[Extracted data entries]
════════

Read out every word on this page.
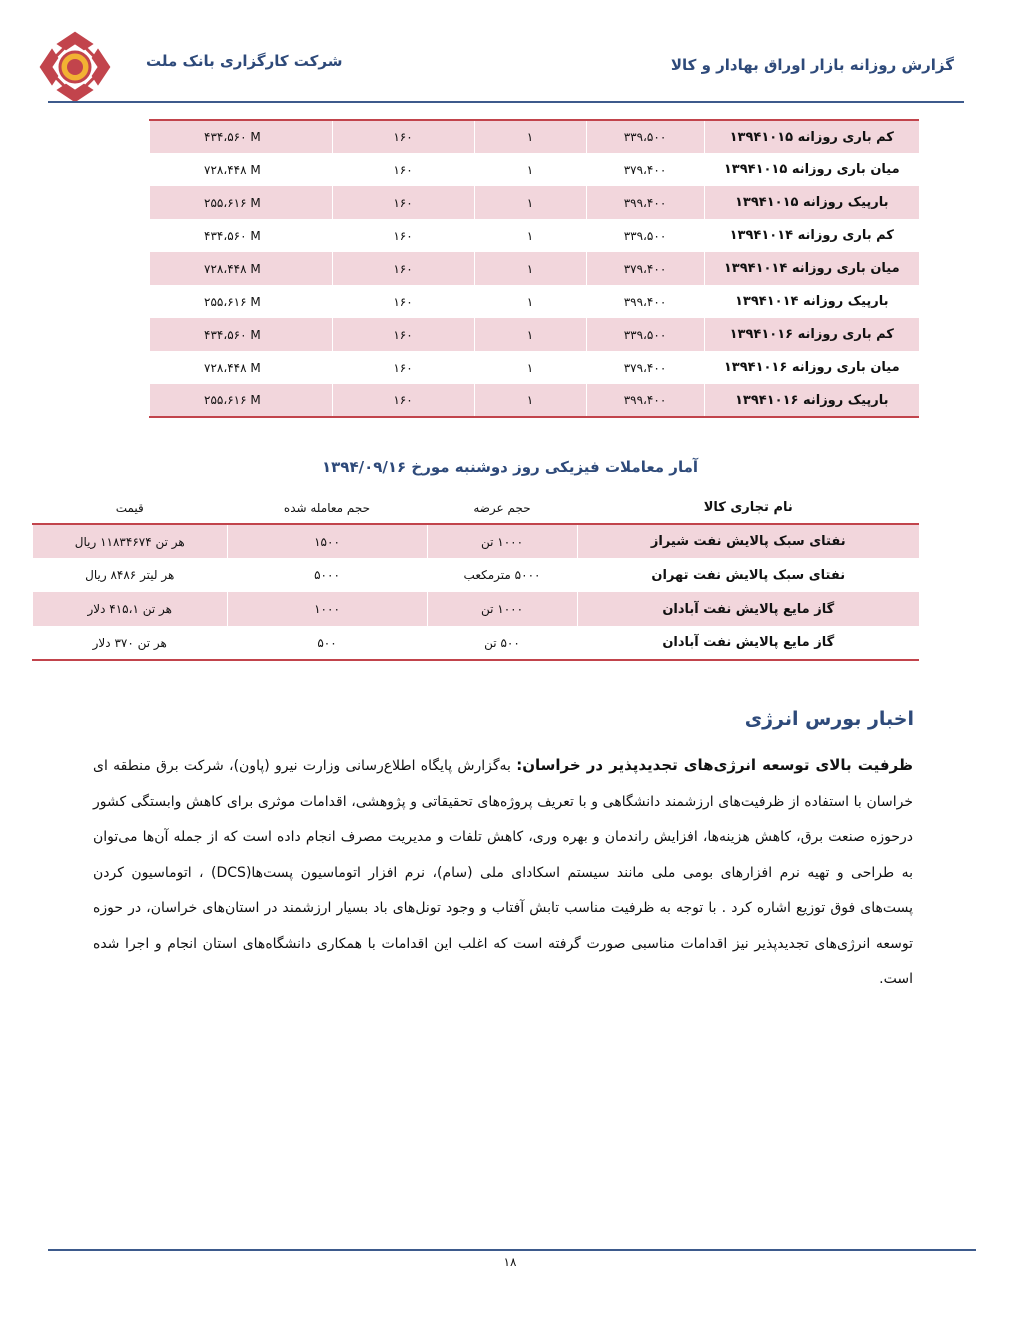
گزارش روزانه بازار اوراق بهادار و کالا
شرکت کارگزاری بانک ملت
کم باری روزانه ۱۳۹۴۱۰۱۵	۳۳۹،۵۰۰	۱	۱۶۰	۴۳۴،۵۶۰ M
میان باری روزانه ۱۳۹۴۱۰۱۵	۳۷۹،۴۰۰	۱	۱۶۰	۷۲۸،۴۴۸ M
بارپیک روزانه ۱۳۹۴۱۰۱۵	۳۹۹،۴۰۰	۱	۱۶۰	۲۵۵،۶۱۶ M
کم باری روزانه ۱۳۹۴۱۰۱۴	۳۳۹،۵۰۰	۱	۱۶۰	۴۳۴،۵۶۰ M
میان باری روزانه ۱۳۹۴۱۰۱۴	۳۷۹،۴۰۰	۱	۱۶۰	۷۲۸،۴۴۸ M
بارپیک روزانه ۱۳۹۴۱۰۱۴	۳۹۹،۴۰۰	۱	۱۶۰	۲۵۵،۶۱۶ M
کم باری روزانه ۱۳۹۴۱۰۱۶	۳۳۹،۵۰۰	۱	۱۶۰	۴۳۴،۵۶۰ M
میان باری روزانه ۱۳۹۴۱۰۱۶	۳۷۹،۴۰۰	۱	۱۶۰	۷۲۸،۴۴۸ M
بارپیک روزانه ۱۳۹۴۱۰۱۶	۳۹۹،۴۰۰	۱	۱۶۰	۲۵۵،۶۱۶ M
آمار معاملات فیزیکی روز دوشنبه مورخ ۱۳۹۴/۰۹/۱۶
نام تجاری کالا	حجم عرضه	حجم معامله شده	قیمت
نفتای سبک پالایش نفت شیراز	۱۰۰۰ تن	۱۵۰۰	هر تن ۱۱۸۳۴۶۷۴ ریال
نفتای سبک پالایش نفت تهران	۵۰۰۰ مترمکعب	۵۰۰۰	هر لیتر ۸۴۸۶ ریال
گاز مایع پالایش نفت آبادان	۱۰۰۰ تن	۱۰۰۰	هر تن ۴۱۵،۱ دلار
گاز مایع پالایش نفت آبادان	۵۰۰ تن	۵۰۰	هر تن ۳۷۰ دلار
اخبار بورس انرژی
ظرفیت بالای توسعه انرژی‌های تجدیدپذیر در خراسان: به‌گزارش پایگاه اطلاع‌رسانی وزارت نیرو (پاون)، شرکت برق منطقه ای خراسان با استفاده از ظرفیت‌های ارزشمند دانشگاهی و با تعریف پروژه‌های تحقیقاتی و پژوهشی، اقدامات موثری برای کاهش وابستگی کشور درحوزه صنعت برق، کاهش هزینه‌ها، افزایش راندمان و بهره وری، کاهش تلفات و مدیریت مصرف انجام داده است که از جمله آن‌ها می‌توان به طراحی و تهیه نرم افزارهای بومی ملی مانند سیستم اسکادای ملی (سام)، نرم افزار اتوماسیون پست‌ها(DCS) ، اتوماسیون کردن پست‌های فوق توزیع اشاره کرد . با توجه به ظرفیت مناسب تابش آفتاب و وجود تونل‌های باد بسیار ارزشمند در استان‌های خراسان، در حوزه توسعه انرژی‌های تجدیدپذیر نیز اقدامات مناسبی صورت گرفته است که اغلب این اقدامات با همکاری دانشگاه‌های استان انجام و اجرا شده است.
۱۸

════════

**Task to complete**.
Show all lines from the data above in which the word "پالایش" appears.

**Result below**.
نفتای سبک پالایش نفت شیراز	۱۰۰۰ تن	۱۵۰۰	هر تن ۱۱۸۳۴۶۷۴ ریال
نفتای سبک پالایش نفت تهران	۵۰۰۰ مترمکعب	۵۰۰۰	هر لیتر ۸۴۸۶ ریال
گاز مایع پالایش نفت آبادان	۱۰۰۰ تن	۱۰۰۰	هر تن ۴۱۵،۱ دلار
گاز مایع پالایش نفت آبادان	۵۰۰ تن	۵۰۰	هر تن ۳۷۰ دلار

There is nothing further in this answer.